▸ **EXERCISE OBJECTIVE**: Repeat every line exactly, keeping the pictures out of the copy.

=== RECORDS FOR THIS EXERCISE ===

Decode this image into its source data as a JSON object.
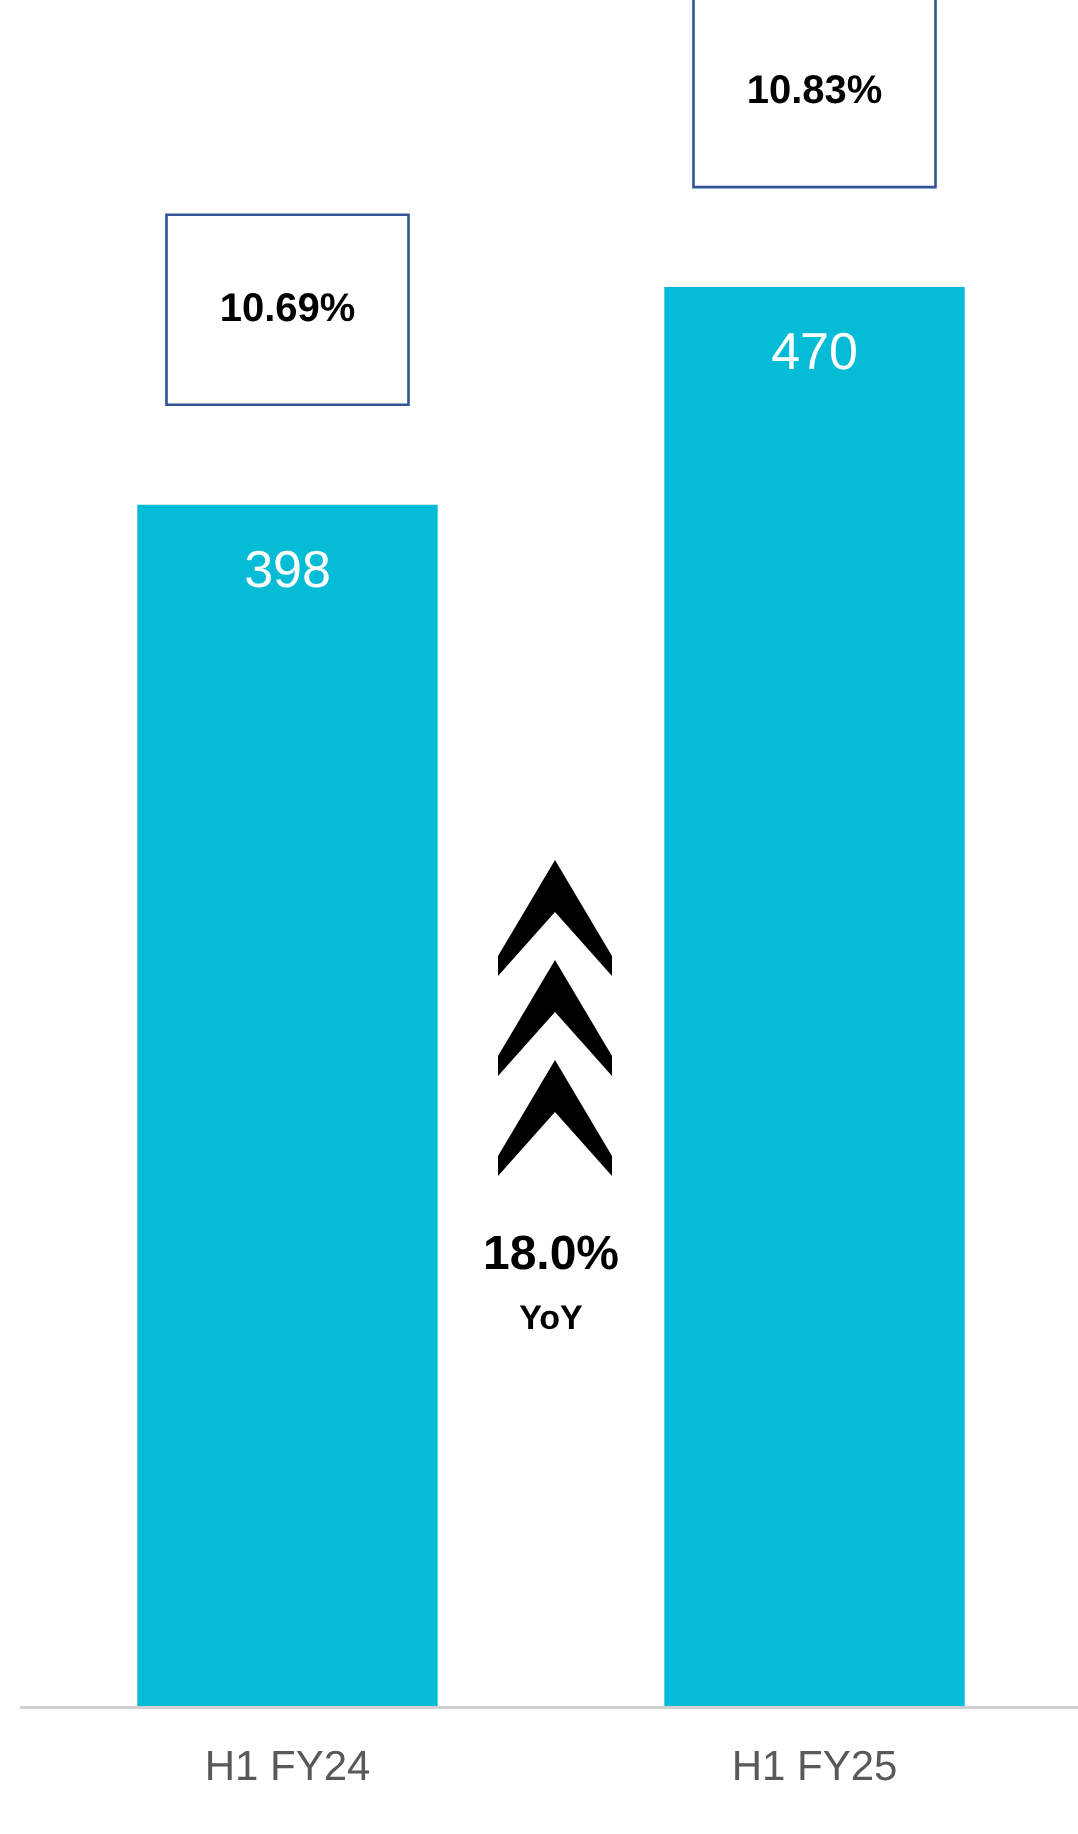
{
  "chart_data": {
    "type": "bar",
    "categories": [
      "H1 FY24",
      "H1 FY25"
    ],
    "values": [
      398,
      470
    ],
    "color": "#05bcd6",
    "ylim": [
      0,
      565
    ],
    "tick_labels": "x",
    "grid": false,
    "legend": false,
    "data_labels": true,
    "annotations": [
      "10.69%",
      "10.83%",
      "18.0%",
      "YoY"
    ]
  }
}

===

▸ **RESULT BELOW**:
Decode this image into its source data as a JSON object.
{
  "chart_data": {
    "type": "bar",
    "categories": [
      "H1 FY24",
      "H1 FY25"
    ],
    "values": [
      398,
      470
    ],
    "color": "#05bcd6",
    "ylim": [
      0,
      565
    ],
    "tick_labels": "x",
    "grid": false,
    "legend": false,
    "data_labels": true,
    "annotations": [
      "10.69%",
      "10.83%",
      "18.0%",
      "YoY"
    ]
  }
}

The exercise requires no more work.